SET TASK: Extract from the listing each line in which the word "spotify" appears.
_ _ _ _
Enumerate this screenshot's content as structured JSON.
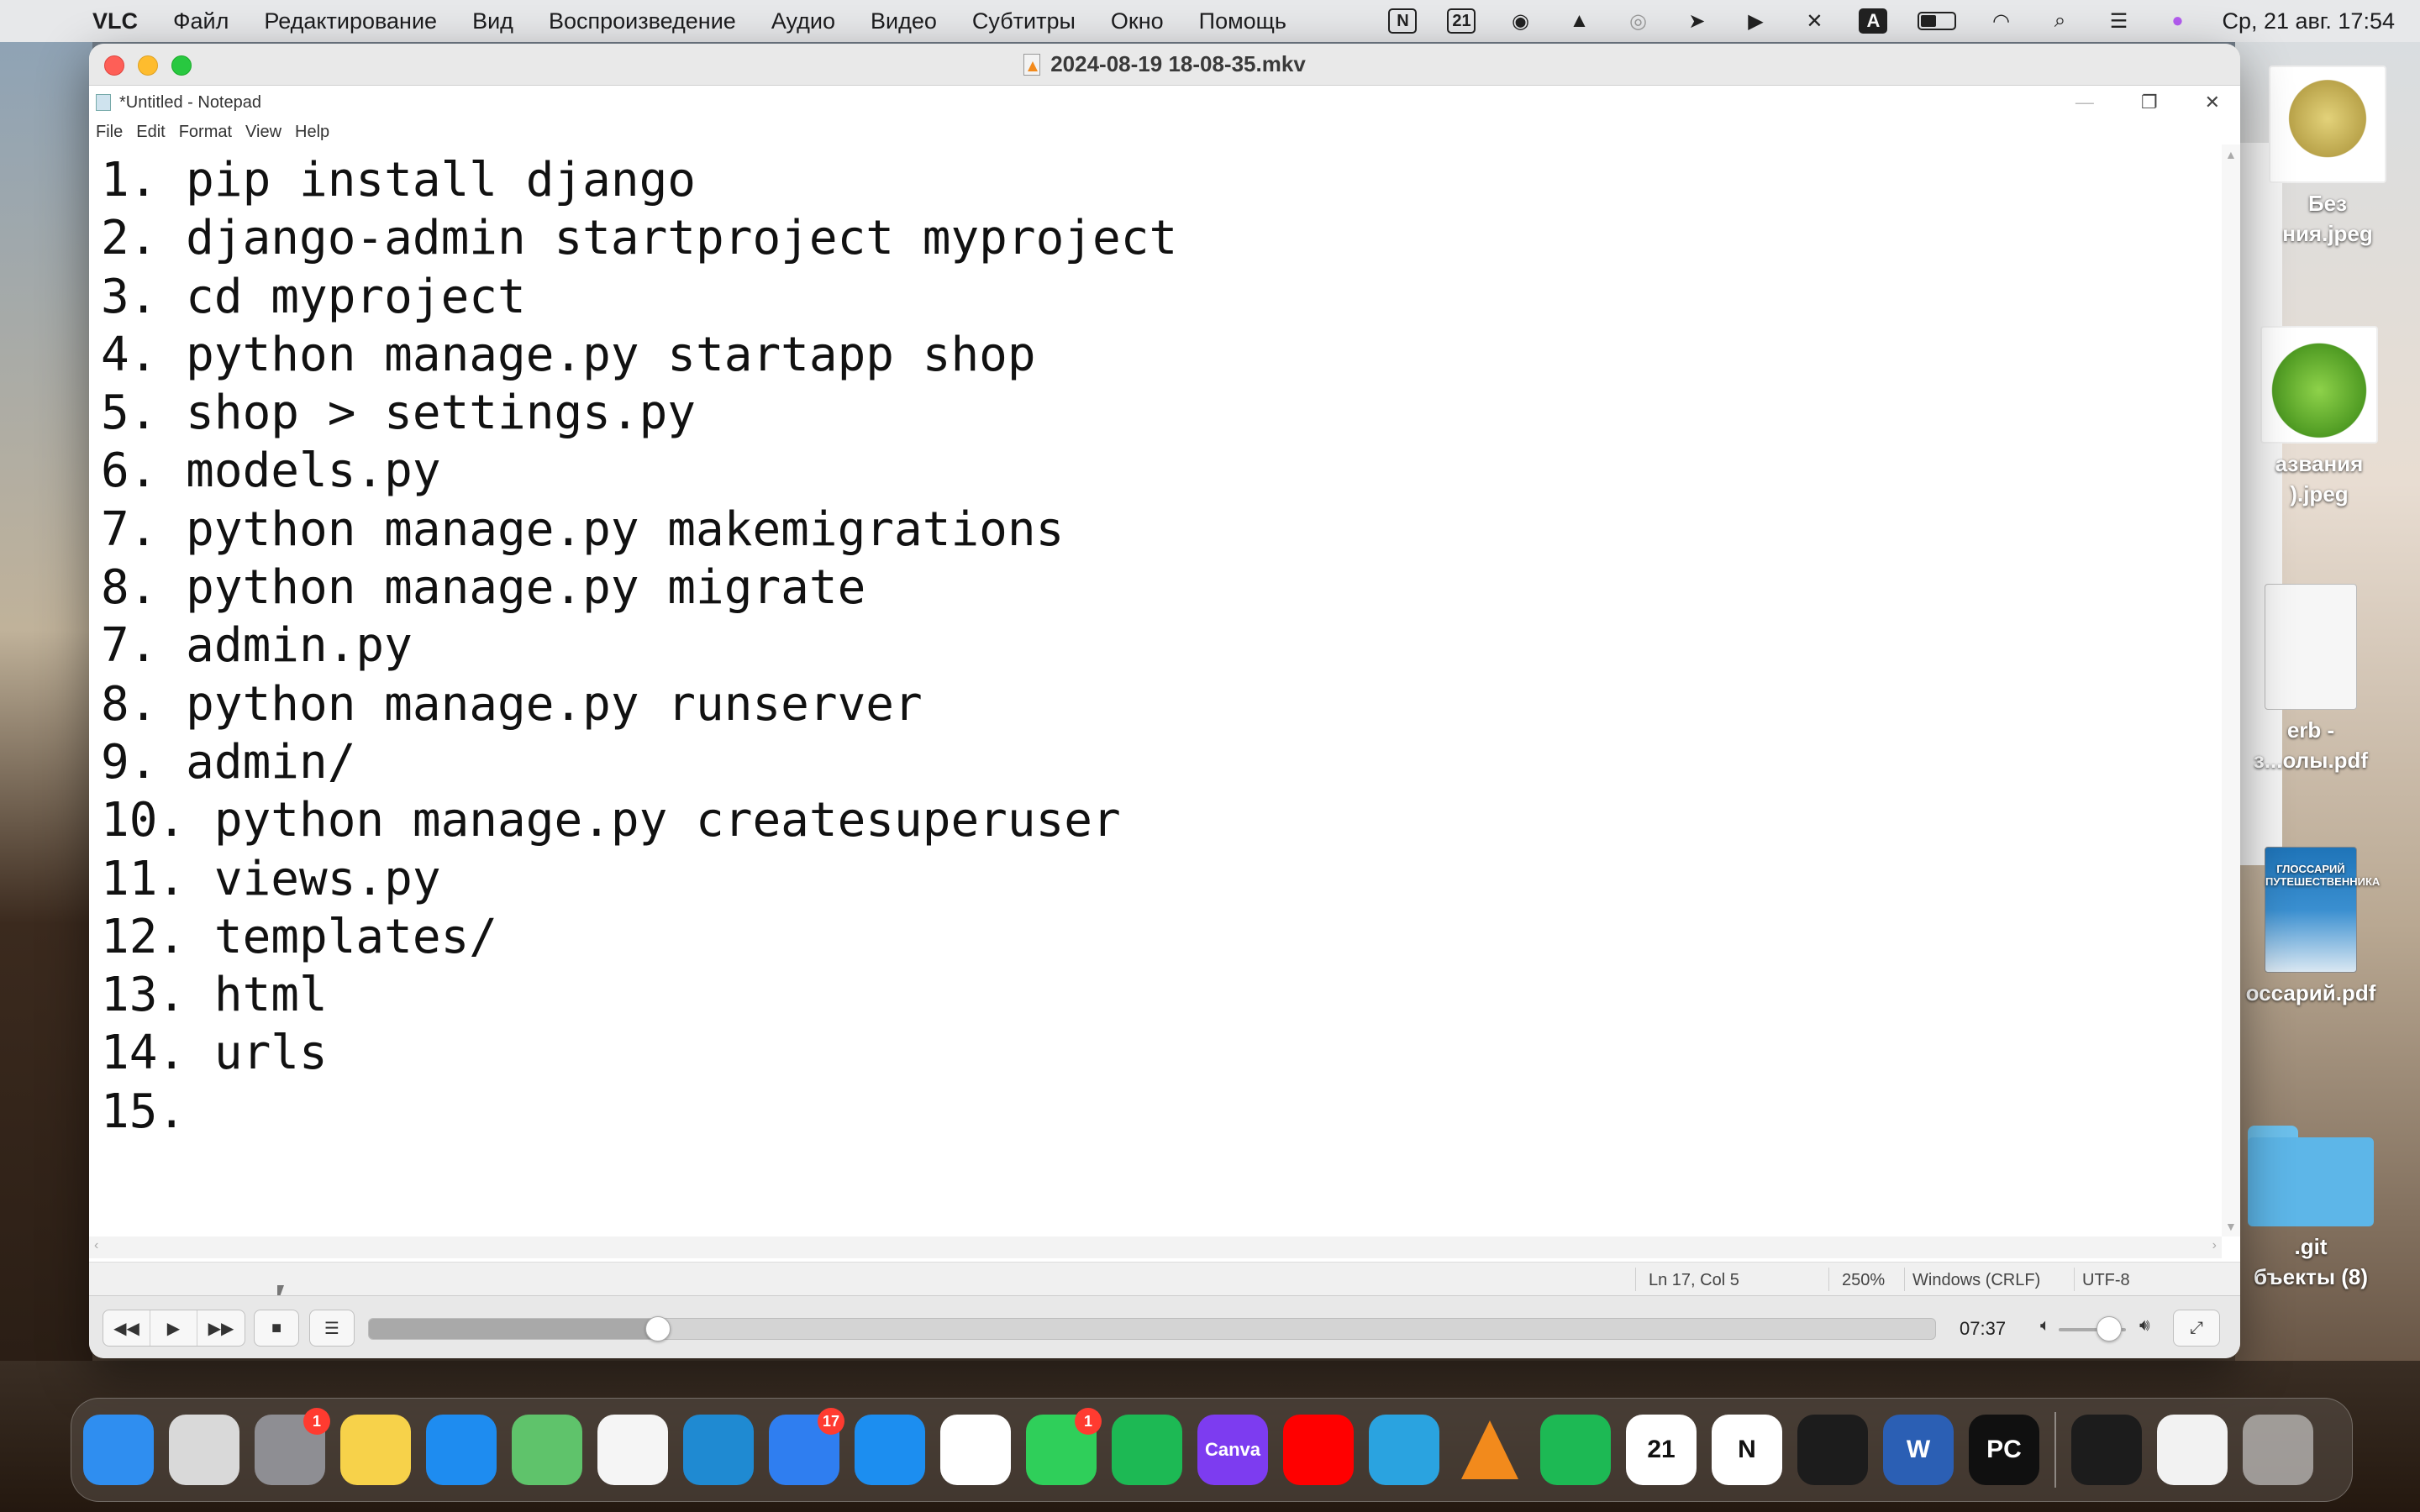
{
  "menubar": {
    "app_name": "VLC",
    "items": [
      "Файл",
      "Редактирование",
      "Вид",
      "Воспроизведение",
      "Аудио",
      "Видео",
      "Субтитры",
      "Окно",
      "Помощь"
    ],
    "status_icons": [
      "notion-icon",
      "calendar-icon",
      "face-icon",
      "vlc-icon",
      "airdrop-icon",
      "location-icon",
      "play-icon",
      "bluetooth-icon",
      "input-source-icon",
      "battery-icon",
      "wifi-icon",
      "spotlight-icon",
      "control-center-icon",
      "siri-icon"
    ],
    "status_texts": {
      "notion": "N",
      "calendar": "21",
      "input_source": "A"
    },
    "clock": "Ср, 21 авг.  17:54"
  },
  "vlc": {
    "title": "2024-08-19 18-08-35.mkv",
    "time": "07:37",
    "progress": 0.185,
    "volume": 0.75
  },
  "notepad": {
    "title": "*Untitled - Notepad",
    "menu": [
      "File",
      "Edit",
      "Format",
      "View",
      "Help"
    ],
    "lines": [
      "1. pip install django",
      "2. django-admin startproject myproject",
      "3. cd myproject",
      "4. python manage.py startapp shop",
      "5. shop > settings.py",
      "6. models.py",
      "7. python manage.py makemigrations",
      "8. python manage.py migrate",
      "7. admin.py",
      "8. python manage.py runserver",
      "9. admin/",
      "10. python manage.py createsuperuser",
      "11. views.py",
      "12. templates/",
      "13. html",
      "14. urls",
      "15. "
    ],
    "status": {
      "position": "Ln 17, Col 5",
      "zoom": "250%",
      "line_ending": "Windows (CRLF)",
      "encoding": "UTF-8"
    }
  },
  "desktop": {
    "items": [
      {
        "label_line1": "Без",
        "label_line2": "ния.jpeg",
        "type": "image"
      },
      {
        "label_line1": "азвания",
        "label_line2": ").jpeg",
        "type": "image"
      },
      {
        "label_line1": "erb -",
        "label_line2": "з...олы.pdf",
        "type": "pdf"
      },
      {
        "label_line1": "",
        "label_line2": "оссарий.pdf",
        "type": "pdf"
      },
      {
        "label_line1": ".git",
        "label_line2": "бъекты (8)",
        "type": "folder"
      }
    ],
    "book_title": "ГЛОССАРИЙ ПУТЕШЕСТВЕННИКА"
  },
  "dock": {
    "apps": [
      {
        "name": "finder-icon",
        "color": "#2f8ef0",
        "glyph": ""
      },
      {
        "name": "launchpad-icon",
        "color": "#d9d9d9",
        "glyph": ""
      },
      {
        "name": "system-settings-icon",
        "color": "#8e8e93",
        "glyph": "",
        "badge": "1"
      },
      {
        "name": "notes-icon",
        "color": "#f7d24a",
        "glyph": ""
      },
      {
        "name": "safari-icon",
        "color": "#1e8cf0",
        "glyph": ""
      },
      {
        "name": "maps-icon",
        "color": "#5fc36b",
        "glyph": ""
      },
      {
        "name": "photos-icon",
        "color": "#f5f5f5",
        "glyph": ""
      },
      {
        "name": "vscode-icon",
        "color": "#1f8ad2",
        "glyph": ""
      },
      {
        "name": "mail-icon",
        "color": "#2f7ef0",
        "glyph": "",
        "badge": "17"
      },
      {
        "name": "app-store-icon",
        "color": "#1c8ef0",
        "glyph": ""
      },
      {
        "name": "chrome-icon",
        "color": "#ffffff",
        "glyph": ""
      },
      {
        "name": "whatsapp-icon",
        "color": "#2fcf5a",
        "glyph": "",
        "badge": "1"
      },
      {
        "name": "spotify-icon",
        "color": "#1db954",
        "glyph": ""
      },
      {
        "name": "canva-icon",
        "color": "#7d3cf0",
        "glyph": "Canva"
      },
      {
        "name": "youtube-icon",
        "color": "#ff0000",
        "glyph": ""
      },
      {
        "name": "telegram-icon",
        "color": "#2aa3e0",
        "glyph": ""
      },
      {
        "name": "vlc-dock-icon",
        "color": "transparent",
        "glyph": ""
      },
      {
        "name": "spotify-alt-icon",
        "color": "#1db954",
        "glyph": ""
      },
      {
        "name": "calendar-dock-icon",
        "color": "#ffffff",
        "glyph": "21"
      },
      {
        "name": "notion-dock-icon",
        "color": "#ffffff",
        "glyph": "N"
      },
      {
        "name": "terminal-icon",
        "color": "#1c1c1c",
        "glyph": ""
      },
      {
        "name": "word-icon",
        "color": "#2b5fb4",
        "glyph": "W"
      },
      {
        "name": "pycharm-icon",
        "color": "#101010",
        "glyph": "PC"
      }
    ],
    "recent": [
      "recent-terminal-window-icon",
      "recent-chrome-window-icon",
      "trash-icon"
    ]
  }
}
_ _ _ _
WORKED SOLUTION:
        "name": "spotify-icon",
        "name": "spotify-alt-icon",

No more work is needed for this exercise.